- [Do this]:
Identify all lines of the data containing the string "description" and copy them.

[Records from a data collection]
■ ■ ■ ■ ■ ■ ■

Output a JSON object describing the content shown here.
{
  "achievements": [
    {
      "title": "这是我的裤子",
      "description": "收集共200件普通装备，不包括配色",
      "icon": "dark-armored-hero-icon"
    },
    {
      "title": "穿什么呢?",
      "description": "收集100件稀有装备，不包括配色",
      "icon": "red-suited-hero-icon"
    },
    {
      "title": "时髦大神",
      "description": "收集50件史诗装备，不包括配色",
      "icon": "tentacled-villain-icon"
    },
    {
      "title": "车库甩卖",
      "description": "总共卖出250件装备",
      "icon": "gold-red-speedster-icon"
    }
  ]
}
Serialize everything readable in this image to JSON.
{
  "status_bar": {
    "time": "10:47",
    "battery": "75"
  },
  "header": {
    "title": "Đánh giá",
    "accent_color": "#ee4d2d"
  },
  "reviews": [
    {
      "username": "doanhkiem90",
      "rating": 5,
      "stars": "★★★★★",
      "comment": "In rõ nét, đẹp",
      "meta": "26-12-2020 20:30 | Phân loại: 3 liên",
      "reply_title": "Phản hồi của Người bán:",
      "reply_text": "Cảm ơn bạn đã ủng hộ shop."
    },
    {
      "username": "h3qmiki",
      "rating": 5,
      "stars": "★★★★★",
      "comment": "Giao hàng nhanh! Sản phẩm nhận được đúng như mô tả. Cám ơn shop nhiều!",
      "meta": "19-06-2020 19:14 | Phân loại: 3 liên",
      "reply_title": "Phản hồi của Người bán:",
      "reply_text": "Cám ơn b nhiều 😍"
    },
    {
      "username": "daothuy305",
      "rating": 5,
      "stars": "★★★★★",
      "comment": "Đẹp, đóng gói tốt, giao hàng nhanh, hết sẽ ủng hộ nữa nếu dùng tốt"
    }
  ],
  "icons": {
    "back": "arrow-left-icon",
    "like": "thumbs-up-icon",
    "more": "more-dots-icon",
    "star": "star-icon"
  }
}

■ ■ ■ ■ ■ ■ ■

- [Expected output]:
      "description": "收集共200件普通装备，不包括配色",
      "description": "收集100件稀有装备，不包括配色",
      "description": "收集50件史诗装备，不包括配色",
      "description": "总共卖出250件装备",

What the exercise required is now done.